Task to carry out: From the start of the entries through the line containing "legend-swatch xyxy=(544,310,576,323)", replace every "legend-label" with "key-label" and write those lines out again with nothing else changed.

* START Supplied records *

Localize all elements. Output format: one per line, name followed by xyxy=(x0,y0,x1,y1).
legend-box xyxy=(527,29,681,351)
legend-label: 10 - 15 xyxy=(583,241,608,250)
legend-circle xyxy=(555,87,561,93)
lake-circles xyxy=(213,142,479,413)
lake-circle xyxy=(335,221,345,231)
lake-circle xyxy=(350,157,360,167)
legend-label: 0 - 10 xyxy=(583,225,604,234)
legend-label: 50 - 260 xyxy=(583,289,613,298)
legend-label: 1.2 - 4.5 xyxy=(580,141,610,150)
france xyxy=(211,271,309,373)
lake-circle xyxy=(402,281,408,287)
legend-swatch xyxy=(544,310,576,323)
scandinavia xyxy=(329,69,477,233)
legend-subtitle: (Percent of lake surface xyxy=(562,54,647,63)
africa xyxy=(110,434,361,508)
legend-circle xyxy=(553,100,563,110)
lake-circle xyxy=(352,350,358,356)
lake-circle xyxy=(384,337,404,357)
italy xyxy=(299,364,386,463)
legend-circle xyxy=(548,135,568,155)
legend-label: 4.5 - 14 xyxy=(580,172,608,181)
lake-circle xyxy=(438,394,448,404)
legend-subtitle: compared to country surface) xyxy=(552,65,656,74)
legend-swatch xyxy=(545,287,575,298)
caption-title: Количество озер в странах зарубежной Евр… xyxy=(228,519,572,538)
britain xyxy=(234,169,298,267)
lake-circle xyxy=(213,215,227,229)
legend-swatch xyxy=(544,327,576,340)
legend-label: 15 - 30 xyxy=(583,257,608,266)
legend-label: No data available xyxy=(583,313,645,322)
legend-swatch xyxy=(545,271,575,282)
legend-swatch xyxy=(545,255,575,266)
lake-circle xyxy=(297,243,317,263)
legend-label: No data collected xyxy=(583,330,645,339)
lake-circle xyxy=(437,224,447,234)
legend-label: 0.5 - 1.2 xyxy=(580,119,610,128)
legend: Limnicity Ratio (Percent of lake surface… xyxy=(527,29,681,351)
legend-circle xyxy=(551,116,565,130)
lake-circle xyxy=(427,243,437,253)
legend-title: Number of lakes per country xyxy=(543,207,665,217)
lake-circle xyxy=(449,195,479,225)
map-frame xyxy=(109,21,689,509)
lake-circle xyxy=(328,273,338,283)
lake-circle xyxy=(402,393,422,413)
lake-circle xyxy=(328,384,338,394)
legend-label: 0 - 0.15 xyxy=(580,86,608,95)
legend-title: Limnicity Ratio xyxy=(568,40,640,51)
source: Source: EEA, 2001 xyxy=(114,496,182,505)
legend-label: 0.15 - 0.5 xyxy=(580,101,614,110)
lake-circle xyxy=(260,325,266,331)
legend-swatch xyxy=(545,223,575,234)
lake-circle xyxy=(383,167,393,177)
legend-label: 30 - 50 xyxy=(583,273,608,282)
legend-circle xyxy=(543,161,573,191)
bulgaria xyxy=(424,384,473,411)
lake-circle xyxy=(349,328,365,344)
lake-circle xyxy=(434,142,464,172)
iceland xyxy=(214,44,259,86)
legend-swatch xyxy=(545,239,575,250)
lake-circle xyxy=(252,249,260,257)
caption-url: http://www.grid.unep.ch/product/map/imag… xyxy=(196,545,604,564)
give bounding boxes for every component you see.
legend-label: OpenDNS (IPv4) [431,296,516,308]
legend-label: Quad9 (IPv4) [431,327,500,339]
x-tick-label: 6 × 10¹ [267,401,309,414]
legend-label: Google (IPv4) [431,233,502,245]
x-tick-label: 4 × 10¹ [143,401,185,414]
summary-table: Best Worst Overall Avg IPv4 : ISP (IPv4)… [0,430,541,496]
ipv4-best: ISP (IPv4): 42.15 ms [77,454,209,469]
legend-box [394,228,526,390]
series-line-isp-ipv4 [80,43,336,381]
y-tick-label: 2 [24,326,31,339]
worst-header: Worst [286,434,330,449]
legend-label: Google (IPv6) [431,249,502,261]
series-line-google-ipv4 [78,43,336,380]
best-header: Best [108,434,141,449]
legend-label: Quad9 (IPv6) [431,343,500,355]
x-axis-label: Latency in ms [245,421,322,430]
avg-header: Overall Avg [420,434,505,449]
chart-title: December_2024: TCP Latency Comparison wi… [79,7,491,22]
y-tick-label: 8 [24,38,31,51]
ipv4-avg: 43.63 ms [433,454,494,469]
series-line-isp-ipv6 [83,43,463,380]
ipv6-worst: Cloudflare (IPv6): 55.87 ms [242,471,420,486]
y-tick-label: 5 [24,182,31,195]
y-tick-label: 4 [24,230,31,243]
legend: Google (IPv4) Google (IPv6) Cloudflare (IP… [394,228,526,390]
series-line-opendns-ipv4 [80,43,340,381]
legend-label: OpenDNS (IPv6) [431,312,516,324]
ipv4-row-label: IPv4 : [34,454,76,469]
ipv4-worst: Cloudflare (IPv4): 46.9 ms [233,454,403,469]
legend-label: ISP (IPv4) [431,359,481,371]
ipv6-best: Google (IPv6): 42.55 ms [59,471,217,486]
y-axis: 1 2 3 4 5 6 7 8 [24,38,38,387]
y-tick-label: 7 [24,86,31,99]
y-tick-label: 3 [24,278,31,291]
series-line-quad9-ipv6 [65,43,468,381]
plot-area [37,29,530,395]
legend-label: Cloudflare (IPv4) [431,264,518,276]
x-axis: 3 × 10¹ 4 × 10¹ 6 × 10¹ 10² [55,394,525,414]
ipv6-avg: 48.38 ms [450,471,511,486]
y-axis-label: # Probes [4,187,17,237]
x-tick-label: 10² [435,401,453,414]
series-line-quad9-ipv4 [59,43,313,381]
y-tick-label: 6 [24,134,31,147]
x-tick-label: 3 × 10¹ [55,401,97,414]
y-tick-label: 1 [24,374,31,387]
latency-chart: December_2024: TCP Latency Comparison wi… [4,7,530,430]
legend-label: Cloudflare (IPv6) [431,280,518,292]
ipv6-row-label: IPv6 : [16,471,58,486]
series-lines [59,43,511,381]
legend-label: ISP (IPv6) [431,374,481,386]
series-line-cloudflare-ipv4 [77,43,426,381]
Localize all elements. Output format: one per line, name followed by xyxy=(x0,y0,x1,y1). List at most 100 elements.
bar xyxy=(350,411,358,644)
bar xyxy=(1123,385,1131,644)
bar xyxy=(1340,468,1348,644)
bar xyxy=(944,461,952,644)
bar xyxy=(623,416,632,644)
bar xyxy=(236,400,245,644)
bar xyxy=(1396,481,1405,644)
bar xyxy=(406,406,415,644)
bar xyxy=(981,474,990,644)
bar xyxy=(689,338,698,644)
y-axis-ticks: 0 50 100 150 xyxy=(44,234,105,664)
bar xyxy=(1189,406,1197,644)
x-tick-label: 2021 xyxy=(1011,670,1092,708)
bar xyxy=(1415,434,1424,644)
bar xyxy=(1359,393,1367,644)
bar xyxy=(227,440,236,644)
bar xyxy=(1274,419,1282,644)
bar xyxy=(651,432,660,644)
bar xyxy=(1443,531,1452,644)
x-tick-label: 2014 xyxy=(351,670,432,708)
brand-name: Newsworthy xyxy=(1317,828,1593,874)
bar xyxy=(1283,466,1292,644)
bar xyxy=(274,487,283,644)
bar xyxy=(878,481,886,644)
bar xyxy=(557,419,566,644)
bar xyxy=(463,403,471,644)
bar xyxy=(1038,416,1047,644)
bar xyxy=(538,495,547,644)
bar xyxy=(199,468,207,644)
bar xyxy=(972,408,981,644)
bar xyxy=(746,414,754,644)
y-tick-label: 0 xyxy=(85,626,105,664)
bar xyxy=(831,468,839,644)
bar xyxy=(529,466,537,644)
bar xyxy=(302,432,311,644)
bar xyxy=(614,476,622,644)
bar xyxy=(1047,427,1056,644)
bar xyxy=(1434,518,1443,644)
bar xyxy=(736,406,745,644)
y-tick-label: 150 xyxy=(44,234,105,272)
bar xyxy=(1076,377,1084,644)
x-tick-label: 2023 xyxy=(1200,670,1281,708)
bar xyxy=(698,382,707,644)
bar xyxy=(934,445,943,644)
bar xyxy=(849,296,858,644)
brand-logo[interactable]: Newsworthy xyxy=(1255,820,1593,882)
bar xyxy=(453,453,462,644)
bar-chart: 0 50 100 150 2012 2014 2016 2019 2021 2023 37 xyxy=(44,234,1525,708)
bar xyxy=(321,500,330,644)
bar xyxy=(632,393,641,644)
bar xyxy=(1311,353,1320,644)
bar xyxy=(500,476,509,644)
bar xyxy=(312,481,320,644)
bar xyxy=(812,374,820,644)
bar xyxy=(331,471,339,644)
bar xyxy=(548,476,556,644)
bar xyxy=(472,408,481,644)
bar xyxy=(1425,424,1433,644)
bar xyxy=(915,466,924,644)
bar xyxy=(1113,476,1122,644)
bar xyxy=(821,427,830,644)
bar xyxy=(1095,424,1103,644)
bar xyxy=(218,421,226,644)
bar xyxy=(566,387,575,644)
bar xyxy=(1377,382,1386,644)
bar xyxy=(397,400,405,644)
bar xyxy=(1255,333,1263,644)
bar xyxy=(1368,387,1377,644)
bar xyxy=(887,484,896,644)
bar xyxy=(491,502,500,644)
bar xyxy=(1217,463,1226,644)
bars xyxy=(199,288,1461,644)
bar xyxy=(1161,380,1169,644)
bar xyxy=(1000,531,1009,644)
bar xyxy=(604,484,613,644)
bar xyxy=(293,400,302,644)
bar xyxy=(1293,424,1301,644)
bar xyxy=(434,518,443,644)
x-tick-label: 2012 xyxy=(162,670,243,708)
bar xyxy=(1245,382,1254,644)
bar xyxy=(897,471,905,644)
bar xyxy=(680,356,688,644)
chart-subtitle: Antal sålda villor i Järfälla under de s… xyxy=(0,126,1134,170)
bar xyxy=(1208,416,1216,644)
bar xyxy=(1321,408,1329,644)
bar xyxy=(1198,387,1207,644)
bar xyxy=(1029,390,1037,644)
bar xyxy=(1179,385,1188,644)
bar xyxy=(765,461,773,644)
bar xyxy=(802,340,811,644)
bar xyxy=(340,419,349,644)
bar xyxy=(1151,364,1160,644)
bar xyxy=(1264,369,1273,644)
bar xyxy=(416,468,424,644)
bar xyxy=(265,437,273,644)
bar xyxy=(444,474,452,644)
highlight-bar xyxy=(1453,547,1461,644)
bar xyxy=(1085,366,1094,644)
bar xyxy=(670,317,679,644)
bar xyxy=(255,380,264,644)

* END Supplied records *

Answer for the task:
Localize all elements. Output format: one per line, name followed by xyxy=(x0,y0,x1,y1).
legend-box xyxy=(527,29,681,351)
key-label: 10 - 15 xyxy=(583,241,608,250)
legend-circle xyxy=(555,87,561,93)
lake-circles xyxy=(213,142,479,413)
lake-circle xyxy=(335,221,345,231)
lake-circle xyxy=(350,157,360,167)
key-label: 0 - 10 xyxy=(583,225,604,234)
key-label: 50 - 260 xyxy=(583,289,613,298)
key-label: 1.2 - 4.5 xyxy=(580,141,610,150)
france xyxy=(211,271,309,373)
lake-circle xyxy=(402,281,408,287)
legend-swatch xyxy=(544,310,576,323)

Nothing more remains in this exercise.